* [Record extracts]:
========

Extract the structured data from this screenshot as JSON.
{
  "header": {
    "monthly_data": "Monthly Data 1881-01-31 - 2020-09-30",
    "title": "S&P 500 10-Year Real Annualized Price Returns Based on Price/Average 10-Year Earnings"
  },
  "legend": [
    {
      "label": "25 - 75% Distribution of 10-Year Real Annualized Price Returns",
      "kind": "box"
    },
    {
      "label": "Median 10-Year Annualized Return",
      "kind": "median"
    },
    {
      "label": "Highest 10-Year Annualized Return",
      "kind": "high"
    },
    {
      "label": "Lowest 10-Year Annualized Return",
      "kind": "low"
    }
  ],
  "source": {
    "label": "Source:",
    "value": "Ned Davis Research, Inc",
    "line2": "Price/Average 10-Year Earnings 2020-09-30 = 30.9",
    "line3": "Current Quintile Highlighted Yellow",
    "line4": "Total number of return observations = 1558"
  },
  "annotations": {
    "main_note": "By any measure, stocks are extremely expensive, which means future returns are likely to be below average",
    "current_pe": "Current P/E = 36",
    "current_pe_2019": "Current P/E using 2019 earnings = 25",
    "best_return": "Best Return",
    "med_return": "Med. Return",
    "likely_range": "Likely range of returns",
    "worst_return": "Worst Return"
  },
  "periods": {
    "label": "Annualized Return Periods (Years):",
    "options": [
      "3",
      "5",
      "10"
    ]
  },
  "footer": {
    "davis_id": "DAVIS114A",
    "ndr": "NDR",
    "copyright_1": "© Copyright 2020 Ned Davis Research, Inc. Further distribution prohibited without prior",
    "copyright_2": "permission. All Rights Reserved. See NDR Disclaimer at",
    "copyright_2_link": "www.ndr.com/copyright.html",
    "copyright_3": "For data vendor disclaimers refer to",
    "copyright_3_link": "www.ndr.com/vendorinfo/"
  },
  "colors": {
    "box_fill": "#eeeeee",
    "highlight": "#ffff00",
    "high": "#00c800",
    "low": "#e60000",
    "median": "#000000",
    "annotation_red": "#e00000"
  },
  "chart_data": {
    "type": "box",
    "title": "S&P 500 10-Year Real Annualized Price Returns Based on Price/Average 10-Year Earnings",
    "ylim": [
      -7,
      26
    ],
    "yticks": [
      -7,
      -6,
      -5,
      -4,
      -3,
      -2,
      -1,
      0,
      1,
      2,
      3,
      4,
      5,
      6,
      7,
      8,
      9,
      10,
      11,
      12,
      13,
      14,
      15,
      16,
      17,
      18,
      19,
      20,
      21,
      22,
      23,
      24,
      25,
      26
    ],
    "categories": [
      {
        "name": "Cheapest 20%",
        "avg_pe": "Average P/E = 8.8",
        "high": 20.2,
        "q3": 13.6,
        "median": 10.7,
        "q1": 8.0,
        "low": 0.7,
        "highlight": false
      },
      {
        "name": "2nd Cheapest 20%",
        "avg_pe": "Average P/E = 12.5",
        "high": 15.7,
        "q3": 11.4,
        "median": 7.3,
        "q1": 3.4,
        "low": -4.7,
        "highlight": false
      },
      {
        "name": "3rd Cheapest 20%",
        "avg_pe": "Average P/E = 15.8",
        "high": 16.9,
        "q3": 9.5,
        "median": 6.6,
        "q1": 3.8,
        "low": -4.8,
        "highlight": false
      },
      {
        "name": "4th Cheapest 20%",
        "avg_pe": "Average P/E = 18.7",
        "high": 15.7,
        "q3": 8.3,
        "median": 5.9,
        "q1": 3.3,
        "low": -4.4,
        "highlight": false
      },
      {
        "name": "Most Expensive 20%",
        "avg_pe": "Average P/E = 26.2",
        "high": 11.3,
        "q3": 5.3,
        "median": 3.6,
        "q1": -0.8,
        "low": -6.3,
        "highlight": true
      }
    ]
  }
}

========

* [Set exercise]:
Restate the data above word for word.

* [Task solution]:
Extract the structured data from this screenshot as JSON.
{
  "header": {
    "monthly_data": "Monthly Data 1881-01-31 - 2020-09-30",
    "title": "S&P 500 10-Year Real Annualized Price Returns Based on Price/Average 10-Year Earnings"
  },
  "legend": [
    {
      "label": "25 - 75% Distribution of 10-Year Real Annualized Price Returns",
      "kind": "box"
    },
    {
      "label": "Median 10-Year Annualized Return",
      "kind": "median"
    },
    {
      "label": "Highest 10-Year Annualized Return",
      "kind": "high"
    },
    {
      "label": "Lowest 10-Year Annualized Return",
      "kind": "low"
    }
  ],
  "source": {
    "label": "Source:",
    "value": "Ned Davis Research, Inc",
    "line2": "Price/Average 10-Year Earnings 2020-09-30 = 30.9",
    "line3": "Current Quintile Highlighted Yellow",
    "line4": "Total number of return observations = 1558"
  },
  "annotations": {
    "main_note": "By any measure, stocks are extremely expensive, which means future returns are likely to be below average",
    "current_pe": "Current P/E = 36",
    "current_pe_2019": "Current P/E using 2019 earnings = 25",
    "best_return": "Best Return",
    "med_return": "Med. Return",
    "likely_range": "Likely range of returns",
    "worst_return": "Worst Return"
  },
  "periods": {
    "label": "Annualized Return Periods (Years):",
    "options": [
      "3",
      "5",
      "10"
    ]
  },
  "footer": {
    "davis_id": "DAVIS114A",
    "ndr": "NDR",
    "copyright_1": "© Copyright 2020 Ned Davis Research, Inc. Further distribution prohibited without prior",
    "copyright_2": "permission. All Rights Reserved. See NDR Disclaimer at",
    "copyright_2_link": "www.ndr.com/copyright.html",
    "copyright_3": "For data vendor disclaimers refer to",
    "copyright_3_link": "www.ndr.com/vendorinfo/"
  },
  "colors": {
    "box_fill": "#eeeeee",
    "highlight": "#ffff00",
    "high": "#00c800",
    "low": "#e60000",
    "median": "#000000",
    "annotation_red": "#e00000"
  },
  "chart_data": {
    "type": "box",
    "title": "S&P 500 10-Year Real Annualized Price Returns Based on Price/Average 10-Year Earnings",
    "ylim": [
      -7,
      26
    ],
    "yticks": [
      -7,
      -6,
      -5,
      -4,
      -3,
      -2,
      -1,
      0,
      1,
      2,
      3,
      4,
      5,
      6,
      7,
      8,
      9,
      10,
      11,
      12,
      13,
      14,
      15,
      16,
      17,
      18,
      19,
      20,
      21,
      22,
      23,
      24,
      25,
      26
    ],
    "categories": [
      {
        "name": "Cheapest 20%",
        "avg_pe": "Average P/E = 8.8",
        "high": 20.2,
        "q3": 13.6,
        "median": 10.7,
        "q1": 8.0,
        "low": 0.7,
        "highlight": false
      },
      {
        "name": "2nd Cheapest 20%",
        "avg_pe": "Average P/E = 12.5",
        "high": 15.7,
        "q3": 11.4,
        "median": 7.3,
        "q1": 3.4,
        "low": -4.7,
        "highlight": false
      },
      {
        "name": "3rd Cheapest 20%",
        "avg_pe": "Average P/E = 15.8",
        "high": 16.9,
        "q3": 9.5,
        "median": 6.6,
        "q1": 3.8,
        "low": -4.8,
        "highlight": false
      },
      {
        "name": "4th Cheapest 20%",
        "avg_pe": "Average P/E = 18.7",
        "high": 15.7,
        "q3": 8.3,
        "median": 5.9,
        "q1": 3.3,
        "low": -4.4,
        "highlight": false
      },
      {
        "name": "Most Expensive 20%",
        "avg_pe": "Average P/E = 26.2",
        "high": 11.3,
        "q3": 5.3,
        "median": 3.6,
        "q1": -0.8,
        "low": -6.3,
        "highlight": true
      }
    ]
  }
}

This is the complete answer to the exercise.